-- START --

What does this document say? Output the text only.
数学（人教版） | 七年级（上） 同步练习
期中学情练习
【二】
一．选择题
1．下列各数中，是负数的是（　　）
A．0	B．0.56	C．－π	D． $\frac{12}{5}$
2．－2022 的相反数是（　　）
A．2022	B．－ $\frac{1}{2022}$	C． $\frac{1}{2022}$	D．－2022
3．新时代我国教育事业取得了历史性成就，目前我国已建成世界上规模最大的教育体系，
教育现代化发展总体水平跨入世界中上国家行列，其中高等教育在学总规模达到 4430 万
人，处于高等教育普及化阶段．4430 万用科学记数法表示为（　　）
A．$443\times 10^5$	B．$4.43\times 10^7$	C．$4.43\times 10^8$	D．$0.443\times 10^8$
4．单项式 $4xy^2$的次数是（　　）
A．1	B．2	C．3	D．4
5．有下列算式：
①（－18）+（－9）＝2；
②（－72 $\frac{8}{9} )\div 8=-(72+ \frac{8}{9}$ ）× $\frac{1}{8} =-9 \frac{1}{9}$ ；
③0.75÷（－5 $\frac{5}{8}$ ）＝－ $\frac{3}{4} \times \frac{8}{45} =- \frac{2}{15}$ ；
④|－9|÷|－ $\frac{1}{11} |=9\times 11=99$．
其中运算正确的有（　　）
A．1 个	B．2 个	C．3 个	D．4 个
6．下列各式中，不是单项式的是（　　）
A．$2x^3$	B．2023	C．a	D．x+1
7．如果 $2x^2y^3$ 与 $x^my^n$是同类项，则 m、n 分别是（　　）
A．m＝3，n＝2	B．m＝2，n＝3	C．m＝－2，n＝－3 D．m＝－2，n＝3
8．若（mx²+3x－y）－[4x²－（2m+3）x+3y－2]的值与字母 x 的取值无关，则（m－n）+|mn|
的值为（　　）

-- END --

[Task to complete] Give the entries once more, exactly as they appear.

[Worked answer]
What does this document say? Output the text only.
数学（人教版） | 七年级（上） 同步练习
期中学情练习
【二】
一．选择题
1．下列各数中，是负数的是（　　）
A．0	B．0.56	C．－π	D． $\frac{12}{5}$
2．－2022 的相反数是（　　）
A．2022	B．－ $\frac{1}{2022}$	C． $\frac{1}{2022}$	D．－2022
3．新时代我国教育事业取得了历史性成就，目前我国已建成世界上规模最大的教育体系，
教育现代化发展总体水平跨入世界中上国家行列，其中高等教育在学总规模达到 4430 万
人，处于高等教育普及化阶段．4430 万用科学记数法表示为（　　）
A．$443\times 10^5$	B．$4.43\times 10^7$	C．$4.43\times 10^8$	D．$0.443\times 10^8$
4．单项式 $4xy^2$的次数是（　　）
A．1	B．2	C．3	D．4
5．有下列算式：
①（－18）+（－9）＝2；
②（－72 $\frac{8}{9} )\div 8=-(72+ \frac{8}{9}$ ）× $\frac{1}{8} =-9 \frac{1}{9}$ ；
③0.75÷（－5 $\frac{5}{8}$ ）＝－ $\frac{3}{4} \times \frac{8}{45} =- \frac{2}{15}$ ；
④|－9|÷|－ $\frac{1}{11} |=9\times 11=99$．
其中运算正确的有（　　）
A．1 个	B．2 个	C．3 个	D．4 个
6．下列各式中，不是单项式的是（　　）
A．$2x^3$	B．2023	C．a	D．x+1
7．如果 $2x^2y^3$ 与 $x^my^n$是同类项，则 m、n 分别是（　　）
A．m＝3，n＝2	B．m＝2，n＝3	C．m＝－2，n＝－3 D．m＝－2，n＝3
8．若（mx²+3x－y）－[4x²－（2m+3）x+3y－2]的值与字母 x 的取值无关，则（m－n）+|mn|
的值为（　　）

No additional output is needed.